### PROBLEM TO SOLVE:
Write out every entry, unchanged. Skip any picture.

[Data items]
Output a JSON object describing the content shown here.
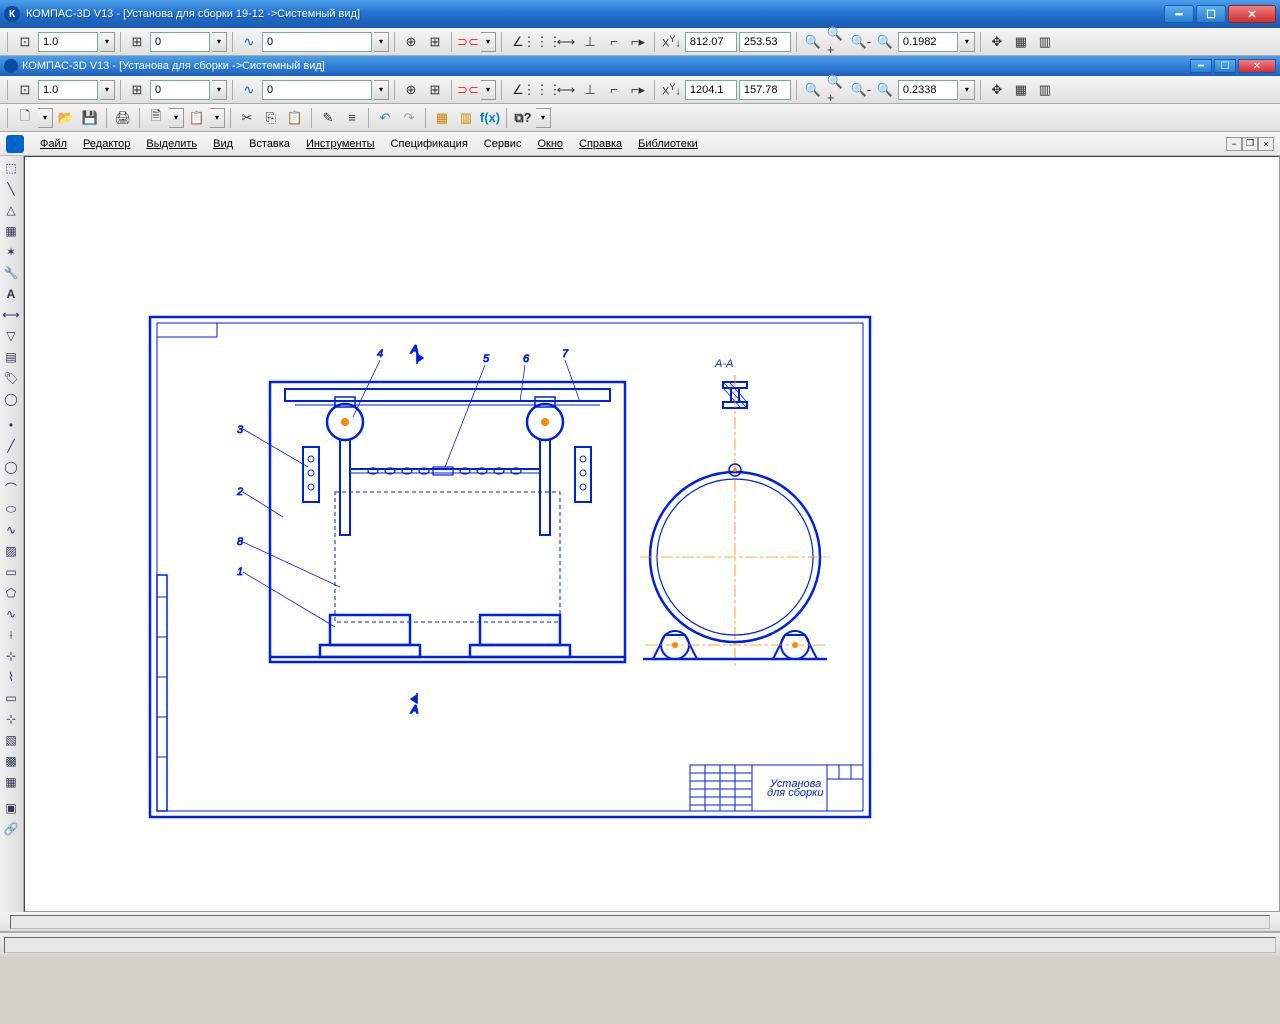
{
  "app_title": "КОМПАС-3D V13 - [Установа для  сборки 19-12 ->Системный вид]",
  "doc_title": "КОМПАС-3D V13 - [Установа для сборки ->Системный вид]",
  "toolbar1": {
    "scale": "1.0",
    "step": "0",
    "style": "0",
    "x_coord": "812.07",
    "y_coord": "253.53",
    "zoom": "0.1982"
  },
  "toolbar2": {
    "scale": "1.0",
    "step": "0",
    "style": "0",
    "x_coord": "1204.1",
    "y_coord": "157.78",
    "zoom": "0.2338"
  },
  "menu": {
    "file": "Файл",
    "edit": "Редактор",
    "select": "Выделить",
    "view": "Вид",
    "insert": "Вставка",
    "tools": "Инструменты",
    "spec": "Спецификация",
    "service": "Сервис",
    "window": "Окно",
    "help": "Справка",
    "libs": "Библиотеки"
  },
  "drawing": {
    "section_label": "А-А",
    "title_block": "Установа для сборки"
  },
  "coord_labels": {
    "x": "X",
    "y": "Y"
  }
}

### WRITTEN REPLY:
Output a JSON object describing the content shown here.
{
  "app_title": "КОМПАС-3D V13 - [Установа для  сборки 19-12 ->Системный вид]",
  "doc_title": "КОМПАС-3D V13 - [Установа для сборки ->Системный вид]",
  "toolbar1": {
    "scale": "1.0",
    "step": "0",
    "style": "0",
    "x_coord": "812.07",
    "y_coord": "253.53",
    "zoom": "0.1982"
  },
  "toolbar2": {
    "scale": "1.0",
    "step": "0",
    "style": "0",
    "x_coord": "1204.1",
    "y_coord": "157.78",
    "zoom": "0.2338"
  },
  "menu": {
    "file": "Файл",
    "edit": "Редактор",
    "select": "Выделить",
    "view": "Вид",
    "insert": "Вставка",
    "tools": "Инструменты",
    "spec": "Спецификация",
    "service": "Сервис",
    "window": "Окно",
    "help": "Справка",
    "libs": "Библиотеки"
  },
  "drawing": {
    "section_label": "А-А",
    "title_block": "Установа для сборки"
  },
  "coord_labels": {
    "x": "X",
    "y": "Y"
  }
}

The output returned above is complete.